WHAT THE TASK REQUIRES:
Note each line where "Erzählungen" appears, and copy it.

## START DATA SHOWN

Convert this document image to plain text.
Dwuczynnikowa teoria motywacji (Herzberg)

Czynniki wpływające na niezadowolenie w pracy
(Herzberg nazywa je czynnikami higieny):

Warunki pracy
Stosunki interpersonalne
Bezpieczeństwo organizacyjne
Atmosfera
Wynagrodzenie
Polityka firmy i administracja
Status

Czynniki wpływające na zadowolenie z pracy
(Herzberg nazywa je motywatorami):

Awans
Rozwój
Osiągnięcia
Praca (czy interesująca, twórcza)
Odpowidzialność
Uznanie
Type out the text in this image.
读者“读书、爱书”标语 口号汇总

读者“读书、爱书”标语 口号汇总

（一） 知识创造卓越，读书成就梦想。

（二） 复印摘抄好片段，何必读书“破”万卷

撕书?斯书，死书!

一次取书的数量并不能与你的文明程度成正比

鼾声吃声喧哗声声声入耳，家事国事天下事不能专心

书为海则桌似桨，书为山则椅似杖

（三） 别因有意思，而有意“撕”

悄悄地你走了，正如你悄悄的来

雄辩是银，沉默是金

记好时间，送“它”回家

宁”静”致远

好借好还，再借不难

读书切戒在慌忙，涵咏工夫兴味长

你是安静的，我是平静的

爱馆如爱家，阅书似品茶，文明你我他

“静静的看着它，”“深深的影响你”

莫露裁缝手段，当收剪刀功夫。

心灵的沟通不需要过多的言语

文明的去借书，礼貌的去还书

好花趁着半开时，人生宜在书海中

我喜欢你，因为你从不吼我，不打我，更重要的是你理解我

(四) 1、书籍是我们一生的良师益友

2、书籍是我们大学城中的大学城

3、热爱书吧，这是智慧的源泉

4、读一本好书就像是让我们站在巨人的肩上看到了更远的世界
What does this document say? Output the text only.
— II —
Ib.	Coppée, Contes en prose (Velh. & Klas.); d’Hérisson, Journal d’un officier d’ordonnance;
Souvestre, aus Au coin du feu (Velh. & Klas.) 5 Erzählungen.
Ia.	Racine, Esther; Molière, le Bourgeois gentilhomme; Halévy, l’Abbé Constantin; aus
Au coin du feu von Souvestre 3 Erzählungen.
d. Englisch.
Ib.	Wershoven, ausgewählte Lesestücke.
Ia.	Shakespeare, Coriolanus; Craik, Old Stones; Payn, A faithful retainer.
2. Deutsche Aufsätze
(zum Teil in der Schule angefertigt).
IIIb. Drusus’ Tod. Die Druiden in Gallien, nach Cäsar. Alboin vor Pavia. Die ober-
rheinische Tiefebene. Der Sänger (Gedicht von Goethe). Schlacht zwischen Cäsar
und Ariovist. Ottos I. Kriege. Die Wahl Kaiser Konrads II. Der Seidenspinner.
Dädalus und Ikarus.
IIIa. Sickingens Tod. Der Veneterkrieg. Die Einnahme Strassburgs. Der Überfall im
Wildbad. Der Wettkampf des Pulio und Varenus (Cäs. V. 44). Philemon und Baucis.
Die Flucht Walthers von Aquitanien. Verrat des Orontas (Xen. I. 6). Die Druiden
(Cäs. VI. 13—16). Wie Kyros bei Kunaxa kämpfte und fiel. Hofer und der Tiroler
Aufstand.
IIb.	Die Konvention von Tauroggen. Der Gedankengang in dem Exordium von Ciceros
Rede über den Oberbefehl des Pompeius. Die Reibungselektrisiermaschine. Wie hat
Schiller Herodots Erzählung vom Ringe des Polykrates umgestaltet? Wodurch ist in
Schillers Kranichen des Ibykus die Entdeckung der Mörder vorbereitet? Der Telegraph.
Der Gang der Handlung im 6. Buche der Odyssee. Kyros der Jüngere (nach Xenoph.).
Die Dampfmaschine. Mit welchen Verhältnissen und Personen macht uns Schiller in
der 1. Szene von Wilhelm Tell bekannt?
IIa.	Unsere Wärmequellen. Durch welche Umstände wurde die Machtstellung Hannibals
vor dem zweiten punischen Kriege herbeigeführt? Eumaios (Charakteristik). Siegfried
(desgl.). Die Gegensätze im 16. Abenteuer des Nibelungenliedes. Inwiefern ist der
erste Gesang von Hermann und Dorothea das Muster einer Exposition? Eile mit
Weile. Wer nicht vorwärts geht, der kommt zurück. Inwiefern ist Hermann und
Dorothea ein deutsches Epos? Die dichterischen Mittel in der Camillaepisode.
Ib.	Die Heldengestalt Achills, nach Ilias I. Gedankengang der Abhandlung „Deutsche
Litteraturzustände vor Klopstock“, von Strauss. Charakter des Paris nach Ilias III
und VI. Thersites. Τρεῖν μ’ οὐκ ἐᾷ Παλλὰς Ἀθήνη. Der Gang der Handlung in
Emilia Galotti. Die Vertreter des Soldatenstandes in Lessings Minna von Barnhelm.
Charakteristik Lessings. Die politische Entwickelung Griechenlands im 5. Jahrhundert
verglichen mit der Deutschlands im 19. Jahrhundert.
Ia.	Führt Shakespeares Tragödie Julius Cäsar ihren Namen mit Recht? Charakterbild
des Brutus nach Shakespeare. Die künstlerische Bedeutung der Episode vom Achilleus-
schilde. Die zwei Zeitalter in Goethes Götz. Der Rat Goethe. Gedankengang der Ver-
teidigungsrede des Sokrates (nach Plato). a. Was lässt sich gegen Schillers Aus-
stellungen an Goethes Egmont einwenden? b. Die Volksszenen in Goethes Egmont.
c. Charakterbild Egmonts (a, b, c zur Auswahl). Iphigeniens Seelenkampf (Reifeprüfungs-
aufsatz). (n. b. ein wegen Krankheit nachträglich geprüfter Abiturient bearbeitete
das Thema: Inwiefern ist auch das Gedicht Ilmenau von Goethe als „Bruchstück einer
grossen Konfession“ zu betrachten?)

## END DATA SHOWN

THE OUTPUT:
Souvestre, aus Au coin du feu (Velh. & Klas.) 5 Erzählungen.
Au coin du feu von Souvestre 3 Erzählungen.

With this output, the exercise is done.